**Written task**
Using the data below, gather each line that includes the word "Notary".

::: Provided material :::

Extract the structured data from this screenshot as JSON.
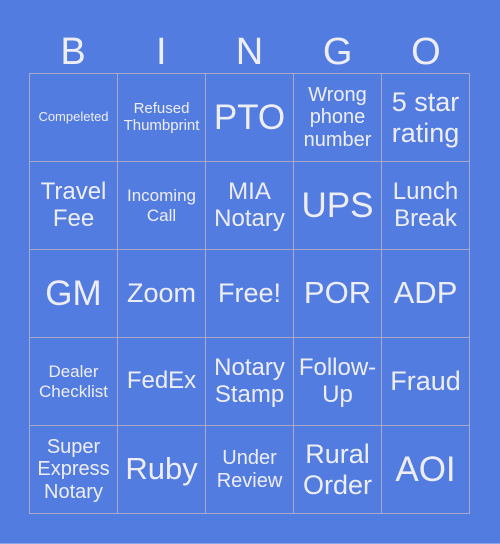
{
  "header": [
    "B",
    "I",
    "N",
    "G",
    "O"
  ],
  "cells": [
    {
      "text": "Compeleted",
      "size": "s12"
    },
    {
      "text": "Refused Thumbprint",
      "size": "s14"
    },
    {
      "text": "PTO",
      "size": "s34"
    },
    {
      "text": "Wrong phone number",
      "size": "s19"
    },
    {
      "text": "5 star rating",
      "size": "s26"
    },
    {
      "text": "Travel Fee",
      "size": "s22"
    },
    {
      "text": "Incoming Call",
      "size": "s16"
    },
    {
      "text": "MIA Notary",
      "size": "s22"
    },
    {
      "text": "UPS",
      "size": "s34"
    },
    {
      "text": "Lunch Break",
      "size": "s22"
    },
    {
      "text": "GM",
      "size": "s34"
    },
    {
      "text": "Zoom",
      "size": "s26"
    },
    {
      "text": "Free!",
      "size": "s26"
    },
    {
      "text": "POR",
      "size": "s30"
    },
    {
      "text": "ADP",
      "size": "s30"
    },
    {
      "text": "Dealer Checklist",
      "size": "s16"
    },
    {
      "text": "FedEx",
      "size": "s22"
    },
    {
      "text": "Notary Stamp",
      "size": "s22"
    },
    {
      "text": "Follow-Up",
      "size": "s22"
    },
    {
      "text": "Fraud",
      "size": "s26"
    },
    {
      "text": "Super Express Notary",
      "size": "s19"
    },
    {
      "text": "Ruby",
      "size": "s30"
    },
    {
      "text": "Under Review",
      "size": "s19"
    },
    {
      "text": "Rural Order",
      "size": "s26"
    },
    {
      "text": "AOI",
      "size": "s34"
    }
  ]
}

:::

**Answer for the task**
      "text": "MIA Notary",
      "text": "Notary Stamp",
      "text": "Super Express Notary",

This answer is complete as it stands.